◆ **Records shown**:
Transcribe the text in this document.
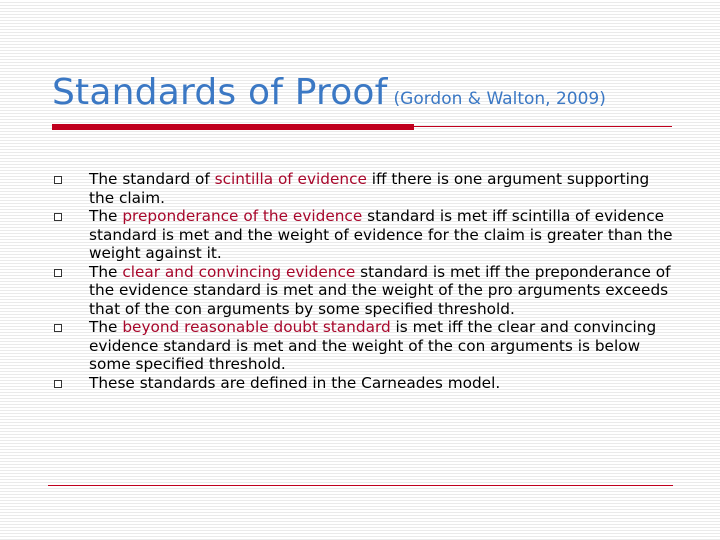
Standards of Proof (Gordon & Walton, 2009)
The standard of scintilla of evidence iff there is one argument supporting the claim.
The preponderance of the evidence standard is met iff scintilla of evidence standard is met and the weight of evidence for the claim is greater than the weight against it.
The clear and convincing evidence standard is met iff the preponderance of the evidence standard is met and the weight of the pro arguments exceeds that of the con arguments by some specified threshold.
The beyond reasonable doubt standard is met iff the clear and convincing evidence standard is met and the weight of the con arguments is below some specified threshold.
These standards are defined in the Carneades model.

◆ **Exercise**: Retype everything in the material word for word, minus pictures.

◆ **Task result**:
Transcribe the text in this document.
Standards of Proof (Gordon & Walton, 2009)
The standard of scintilla of evidence iff there is one argument supporting the claim.
The preponderance of the evidence standard is met iff scintilla of evidence standard is met and the weight of evidence for the claim is greater than the weight against it.
The clear and convincing evidence standard is met iff the preponderance of the evidence standard is met and the weight of the pro arguments exceeds that of the con arguments by some specified threshold.
The beyond reasonable doubt standard is met iff the clear and convincing evidence standard is met and the weight of the con arguments is below some specified threshold.
These standards are defined in the Carneades model.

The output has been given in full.